Task :: Say how many lines include "text", with no words around the number.

Dataset rows ::
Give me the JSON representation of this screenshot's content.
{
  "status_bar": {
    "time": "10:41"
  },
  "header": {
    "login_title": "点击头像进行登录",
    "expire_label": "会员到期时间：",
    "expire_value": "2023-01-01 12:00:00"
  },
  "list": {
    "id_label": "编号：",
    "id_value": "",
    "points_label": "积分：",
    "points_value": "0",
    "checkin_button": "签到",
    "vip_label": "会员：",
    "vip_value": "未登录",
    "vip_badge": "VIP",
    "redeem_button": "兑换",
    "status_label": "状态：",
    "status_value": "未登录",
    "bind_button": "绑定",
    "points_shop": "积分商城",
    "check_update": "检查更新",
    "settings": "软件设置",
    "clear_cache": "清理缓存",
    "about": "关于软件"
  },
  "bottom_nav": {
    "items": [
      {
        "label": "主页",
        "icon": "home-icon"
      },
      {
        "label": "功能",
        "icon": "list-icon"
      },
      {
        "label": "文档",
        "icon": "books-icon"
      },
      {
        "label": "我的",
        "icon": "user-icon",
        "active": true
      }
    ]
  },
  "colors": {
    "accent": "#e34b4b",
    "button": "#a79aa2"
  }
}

==

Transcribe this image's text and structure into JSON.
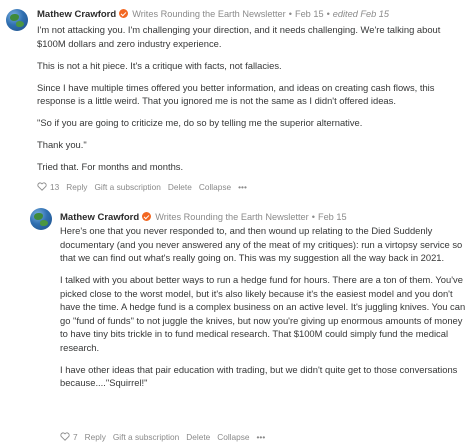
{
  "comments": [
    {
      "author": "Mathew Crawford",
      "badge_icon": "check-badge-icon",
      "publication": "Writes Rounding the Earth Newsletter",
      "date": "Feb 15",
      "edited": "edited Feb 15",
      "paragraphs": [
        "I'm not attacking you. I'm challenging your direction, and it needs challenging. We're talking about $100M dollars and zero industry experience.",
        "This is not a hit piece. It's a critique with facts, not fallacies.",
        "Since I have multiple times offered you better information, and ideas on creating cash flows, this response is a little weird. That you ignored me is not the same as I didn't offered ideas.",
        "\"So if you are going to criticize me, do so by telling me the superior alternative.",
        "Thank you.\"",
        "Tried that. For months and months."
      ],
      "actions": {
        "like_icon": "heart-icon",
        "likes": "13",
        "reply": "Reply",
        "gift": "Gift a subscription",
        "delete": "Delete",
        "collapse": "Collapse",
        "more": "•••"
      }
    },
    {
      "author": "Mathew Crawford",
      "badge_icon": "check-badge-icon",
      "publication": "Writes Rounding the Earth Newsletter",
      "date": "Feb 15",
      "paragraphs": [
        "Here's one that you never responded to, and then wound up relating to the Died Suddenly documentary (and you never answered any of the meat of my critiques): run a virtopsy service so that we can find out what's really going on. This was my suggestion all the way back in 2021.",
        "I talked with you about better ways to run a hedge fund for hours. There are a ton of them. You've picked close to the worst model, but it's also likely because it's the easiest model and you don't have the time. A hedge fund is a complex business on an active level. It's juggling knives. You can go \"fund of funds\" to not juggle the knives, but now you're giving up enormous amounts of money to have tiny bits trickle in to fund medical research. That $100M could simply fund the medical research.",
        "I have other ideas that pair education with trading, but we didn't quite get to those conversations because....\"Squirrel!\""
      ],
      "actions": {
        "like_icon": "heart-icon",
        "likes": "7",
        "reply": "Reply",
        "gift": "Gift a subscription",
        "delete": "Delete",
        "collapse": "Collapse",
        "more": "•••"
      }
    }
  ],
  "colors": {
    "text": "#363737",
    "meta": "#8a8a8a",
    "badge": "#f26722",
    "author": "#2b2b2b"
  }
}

---

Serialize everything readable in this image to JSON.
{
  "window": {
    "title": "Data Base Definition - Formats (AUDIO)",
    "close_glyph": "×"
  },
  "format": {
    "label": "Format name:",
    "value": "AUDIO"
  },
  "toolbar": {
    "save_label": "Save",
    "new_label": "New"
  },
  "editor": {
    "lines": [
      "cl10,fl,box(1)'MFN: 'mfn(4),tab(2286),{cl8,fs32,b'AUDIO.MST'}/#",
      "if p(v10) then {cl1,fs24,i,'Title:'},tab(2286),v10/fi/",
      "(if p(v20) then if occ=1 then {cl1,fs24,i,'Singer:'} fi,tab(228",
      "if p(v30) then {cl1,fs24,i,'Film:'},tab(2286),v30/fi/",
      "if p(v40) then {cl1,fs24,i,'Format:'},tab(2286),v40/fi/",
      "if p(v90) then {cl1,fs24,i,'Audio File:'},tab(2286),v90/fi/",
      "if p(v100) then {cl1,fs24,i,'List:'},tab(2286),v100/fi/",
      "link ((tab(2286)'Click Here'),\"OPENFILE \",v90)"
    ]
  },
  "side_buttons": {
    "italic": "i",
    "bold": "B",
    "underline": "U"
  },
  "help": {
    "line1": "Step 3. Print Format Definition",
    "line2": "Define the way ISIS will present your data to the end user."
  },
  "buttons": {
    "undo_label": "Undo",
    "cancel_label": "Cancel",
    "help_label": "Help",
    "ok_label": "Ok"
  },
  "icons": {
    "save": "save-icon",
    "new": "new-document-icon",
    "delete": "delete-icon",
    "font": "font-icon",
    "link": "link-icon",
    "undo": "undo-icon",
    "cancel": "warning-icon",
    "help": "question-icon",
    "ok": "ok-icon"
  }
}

Exercise result :: 2